Count every line below in which "company" occurs, then give only the count.

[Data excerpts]
───

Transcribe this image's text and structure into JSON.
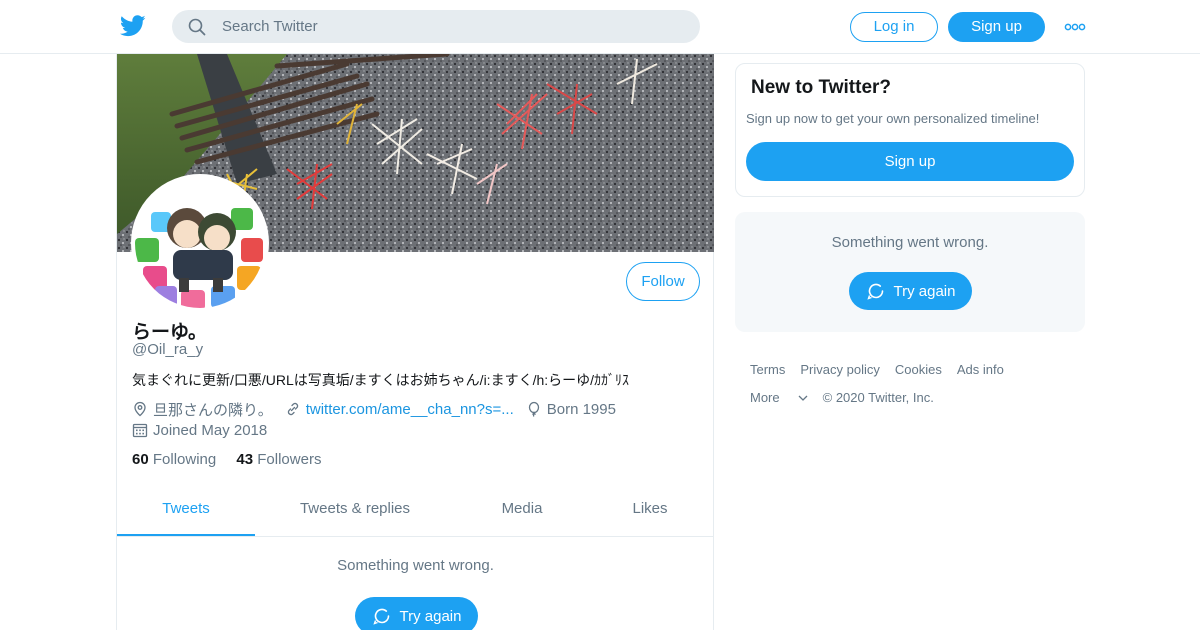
{
  "header": {
    "search_placeholder": "Search Twitter",
    "login_label": "Log in",
    "signup_label": "Sign up"
  },
  "profile": {
    "name": "らーゆ。",
    "handle": "@Oil_ra_y",
    "bio": "気まぐれに更新/口悪/URLは写真垢/ますくはお姉ちゃん/i:ますく/h:らーゆ/ｶｶﾞﾘｽ",
    "location": "旦那さんの隣り。",
    "url": "twitter.com/ame__cha_nn?s=...",
    "born": "Born 1995",
    "joined": "Joined May 2018",
    "following_count": "60",
    "following_label": "Following",
    "followers_count": "43",
    "followers_label": "Followers",
    "follow_label": "Follow"
  },
  "tabs": [
    {
      "label": "Tweets",
      "active": true
    },
    {
      "label": "Tweets & replies",
      "active": false
    },
    {
      "label": "Media",
      "active": false
    },
    {
      "label": "Likes",
      "active": false
    }
  ],
  "timeline": {
    "error_message": "Something went wrong.",
    "retry_label": "Try again"
  },
  "sidebar": {
    "signup_card": {
      "title": "New to Twitter?",
      "text": "Sign up now to get your own personalized timeline!",
      "button": "Sign up"
    },
    "error_card": {
      "message": "Something went wrong.",
      "retry_label": "Try again"
    }
  },
  "footer": {
    "terms": "Terms",
    "privacy": "Privacy policy",
    "cookies": "Cookies",
    "ads": "Ads info",
    "more": "More",
    "copyright": "© 2020 Twitter, Inc."
  },
  "colors": {
    "accent": "#1da1f2",
    "text_primary": "#14171a",
    "text_secondary": "#657786",
    "border": "#e6ecf0",
    "card_background": "#f5f8fa"
  },
  "icons": [
    "twitter-bird-icon",
    "search-icon",
    "more-dots-icon",
    "location-icon",
    "link-icon",
    "balloon-icon",
    "calendar-icon",
    "refresh-icon",
    "chevron-down-icon"
  ]
}
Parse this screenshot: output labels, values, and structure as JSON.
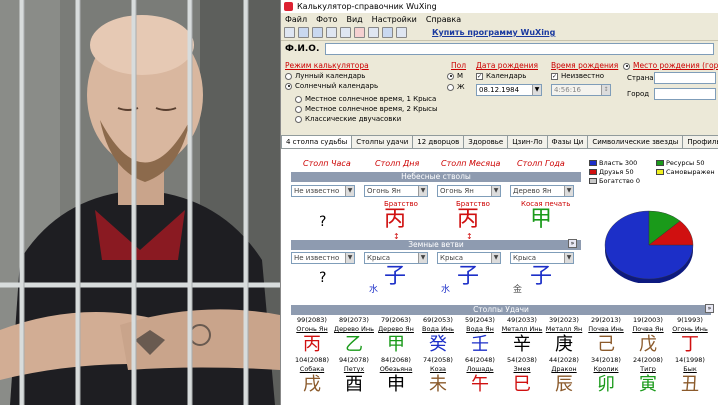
{
  "window": {
    "title": "Калькулятор-справочник WuXing"
  },
  "menu": [
    "Файл",
    "Фото",
    "Вид",
    "Настройки",
    "Справка"
  ],
  "toolbar": {
    "buy_link": "Купить программу WuXing"
  },
  "fio": {
    "label": "Ф.И.О.",
    "value": ""
  },
  "settings": {
    "mode_header": "Режим калькулятора",
    "lunar": "Лунный календарь",
    "solar": "Солнечный календарь",
    "sub_options": [
      "Местное солнечное время, 1 Крыса",
      "Местное солнечное время, 2 Крысы",
      "Классические двучасовки"
    ],
    "gender_header": "Пол",
    "male": "М",
    "female": "Ж",
    "birthdate_header": "Дата рождения",
    "calendar_check": "Календарь",
    "birthdate_value": "08.12.1984",
    "birthtime_header": "Время рождения",
    "unknown_check": "Неизвестно",
    "birthtime_value": "4:56:16",
    "place_header": "Место рождения (город)",
    "country_label": "Страна",
    "city_label": "Город"
  },
  "tabs": [
    "4 столпа судьбы",
    "Столпы удачи",
    "12 дворцов",
    "Здоровье",
    "Цзин-Ло",
    "Фазы Ци",
    "Символические звезды",
    "Профиль карты"
  ],
  "pillars": {
    "headers": [
      "Столп Часа",
      "Столп Дня",
      "Столп Месяца",
      "Столп Года"
    ],
    "stems_band": "Небесные стволы",
    "branches_band": "Земные ветви",
    "stems_select": [
      "Не известно",
      "Огонь Ян",
      "Огонь Ян",
      "Дерево Ян"
    ],
    "relations": [
      "",
      "Братство",
      "Братство",
      "Косая печать"
    ],
    "stems": [
      "?",
      "丙",
      "丙",
      "甲"
    ],
    "branches_select": [
      "Не известно",
      "Крыса",
      "Крыса",
      "Крыса"
    ],
    "branches": [
      "?",
      "子",
      "子",
      "子"
    ],
    "hidden": [
      "",
      "水",
      "水",
      "金"
    ]
  },
  "legend": {
    "items": [
      {
        "label": "Власть",
        "value": "300",
        "color": "#1c2fc8"
      },
      {
        "label": "Ресурсы",
        "value": "50",
        "color": "#1a9a1a"
      },
      {
        "label": "Друзья",
        "value": "50",
        "color": "#d01010"
      },
      {
        "label": "Самовыражен",
        "value": "",
        "color": "#f0f020"
      },
      {
        "label": "Богатство",
        "value": "0",
        "color": "#c8c8c8"
      }
    ]
  },
  "chart_data": {
    "type": "pie",
    "categories": [
      "Власть",
      "Ресурсы",
      "Друзья",
      "Самовыражен",
      "Богатство"
    ],
    "values": [
      300,
      50,
      50,
      0,
      0
    ],
    "colors": [
      "#1c2fc8",
      "#1a9a1a",
      "#d01010",
      "#f0f020",
      "#c8c8c8"
    ]
  },
  "luck": {
    "band": "Столпы Удачи",
    "cols": [
      {
        "top": "99(2083)",
        "stem_el": "Огонь Ян",
        "stem": "丙",
        "stem_color": "#d01010",
        "bot": "104(2088)",
        "br_el": "Собака",
        "branch": "戌",
        "br_color": "#8b5a2b"
      },
      {
        "top": "89(2073)",
        "stem_el": "Дерево Инь",
        "stem": "乙",
        "stem_color": "#1a9a1a",
        "bot": "94(2078)",
        "br_el": "Петух",
        "branch": "酉",
        "br_color": "#000"
      },
      {
        "top": "79(2063)",
        "stem_el": "Дерево Ян",
        "stem": "甲",
        "stem_color": "#1a9a1a",
        "bot": "84(2068)",
        "br_el": "Обезьяна",
        "branch": "申",
        "br_color": "#000"
      },
      {
        "top": "69(2053)",
        "stem_el": "Вода Инь",
        "stem": "癸",
        "stem_color": "#1c2fc8",
        "bot": "74(2058)",
        "br_el": "Коза",
        "branch": "未",
        "br_color": "#8b5a2b"
      },
      {
        "top": "59(2043)",
        "stem_el": "Вода Ян",
        "stem": "壬",
        "stem_color": "#1c2fc8",
        "bot": "64(2048)",
        "br_el": "Лошадь",
        "branch": "午",
        "br_color": "#d01010"
      },
      {
        "top": "49(2033)",
        "stem_el": "Металл Инь",
        "stem": "辛",
        "stem_color": "#000",
        "bot": "54(2038)",
        "br_el": "Змея",
        "branch": "巳",
        "br_color": "#d01010"
      },
      {
        "top": "39(2023)",
        "stem_el": "Металл Ян",
        "stem": "庚",
        "stem_color": "#000",
        "bot": "44(2028)",
        "br_el": "Дракон",
        "branch": "辰",
        "br_color": "#8b5a2b"
      },
      {
        "top": "29(2013)",
        "stem_el": "Почва Инь",
        "stem": "己",
        "stem_color": "#8b5a2b",
        "bot": "34(2018)",
        "br_el": "Кролик",
        "branch": "卯",
        "br_color": "#1a9a1a"
      },
      {
        "top": "19(2003)",
        "stem_el": "Почва Ян",
        "stem": "戊",
        "stem_color": "#8b5a2b",
        "bot": "24(2008)",
        "br_el": "Тигр",
        "branch": "寅",
        "br_color": "#1a9a1a"
      },
      {
        "top": "9(1993)",
        "stem_el": "Огонь Инь",
        "stem": "丁",
        "stem_color": "#d01010",
        "bot": "14(1998)",
        "br_el": "Бык",
        "branch": "丑",
        "br_color": "#8b5a2b"
      }
    ]
  }
}
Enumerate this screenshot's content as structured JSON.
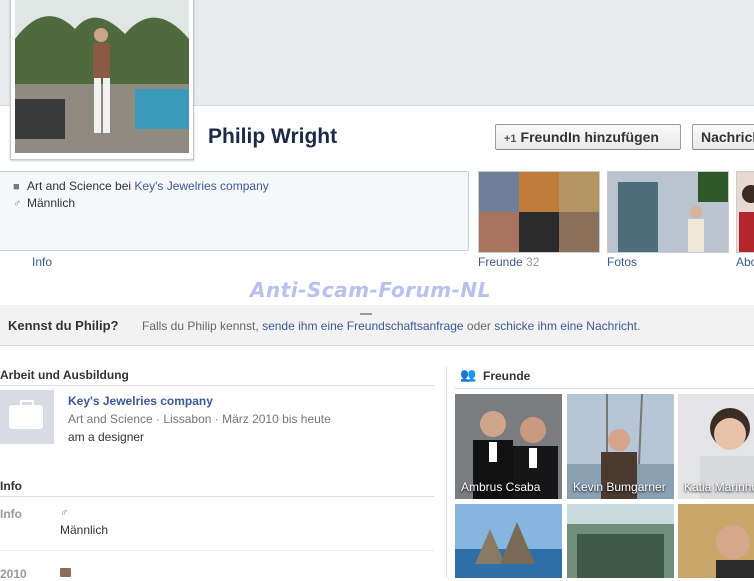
{
  "profile": {
    "name": "Philip Wright",
    "add_friend_label": "FreundIn hinzufügen",
    "message_label": "Nachricht",
    "work_line_prefix": "Art and Science bei",
    "work_line_company": "Key's Jewelries company",
    "gender": "Männlich"
  },
  "tabs": {
    "info": "Info",
    "friends": "Freunde",
    "friends_count": "32",
    "photos": "Fotos",
    "about": "Abo"
  },
  "watermark": "Anti-Scam-Forum-NL",
  "know_bar": {
    "title": "Kennst du Philip?",
    "text1": "Falls du Philip kennst,",
    "link1": "sende ihm eine Freundschaftsanfrage",
    "text2": "oder",
    "link2": "schicke ihm eine Nachricht",
    "text3": "."
  },
  "work": {
    "heading": "Arbeit und Ausbildung",
    "company": "Key's Jewelries company",
    "details": "Art and Science · Lissabon · März 2010 bis heute",
    "note": "am a designer"
  },
  "info": {
    "heading": "Info",
    "label": "Info",
    "gender": "Männlich",
    "year": "2010"
  },
  "friends_box": {
    "heading": "Freunde",
    "items": [
      {
        "name": "Ambrus Csaba"
      },
      {
        "name": "Kevin Bumgarner"
      },
      {
        "name": "Katia Marinho"
      }
    ]
  },
  "colors": {
    "link": "#3b5998",
    "name": "#1c2a47",
    "watermark": "#b8c1ee"
  }
}
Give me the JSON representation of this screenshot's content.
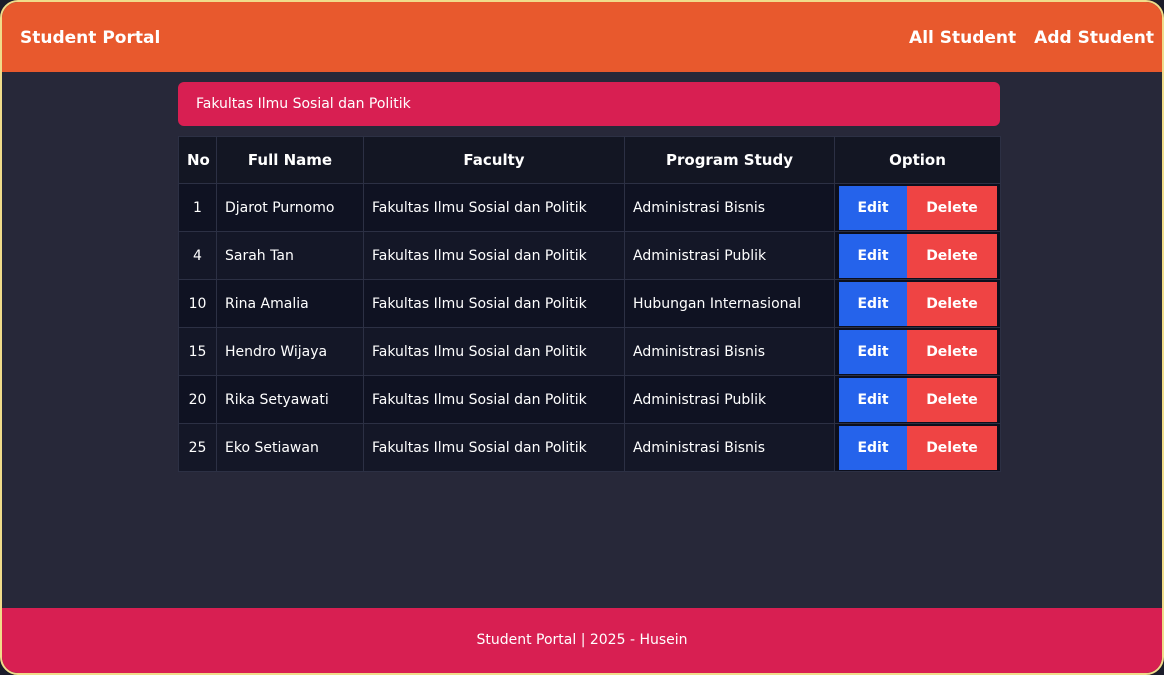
{
  "navbar": {
    "brand": "Student Portal",
    "links": [
      "All Student",
      "Add Student"
    ]
  },
  "alert": {
    "text": "Fakultas Ilmu Sosial dan Politik"
  },
  "table": {
    "headers": [
      "No",
      "Full Name",
      "Faculty",
      "Program Study",
      "Option"
    ],
    "rows": [
      {
        "no": "1",
        "name": "Djarot Purnomo",
        "faculty": "Fakultas Ilmu Sosial dan Politik",
        "program": "Administrasi Bisnis"
      },
      {
        "no": "4",
        "name": "Sarah Tan",
        "faculty": "Fakultas Ilmu Sosial dan Politik",
        "program": "Administrasi Publik"
      },
      {
        "no": "10",
        "name": "Rina Amalia",
        "faculty": "Fakultas Ilmu Sosial dan Politik",
        "program": "Hubungan Internasional"
      },
      {
        "no": "15",
        "name": "Hendro Wijaya",
        "faculty": "Fakultas Ilmu Sosial dan Politik",
        "program": "Administrasi Bisnis"
      },
      {
        "no": "20",
        "name": "Rika Setyawati",
        "faculty": "Fakultas Ilmu Sosial dan Politik",
        "program": "Administrasi Publik"
      },
      {
        "no": "25",
        "name": "Eko Setiawan",
        "faculty": "Fakultas Ilmu Sosial dan Politik",
        "program": "Administrasi Bisnis"
      }
    ],
    "edit_label": "Edit",
    "delete_label": "Delete"
  },
  "footer": {
    "text": "Student Portal | 2025 - Husein"
  },
  "colors": {
    "navbar": "#e8592d",
    "accent": "#d81f52",
    "edit": "#2563eb",
    "delete": "#ef4444",
    "background": "#272839",
    "frame_border": "#f0dc8a"
  }
}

───

__FINAL RESULT__: 2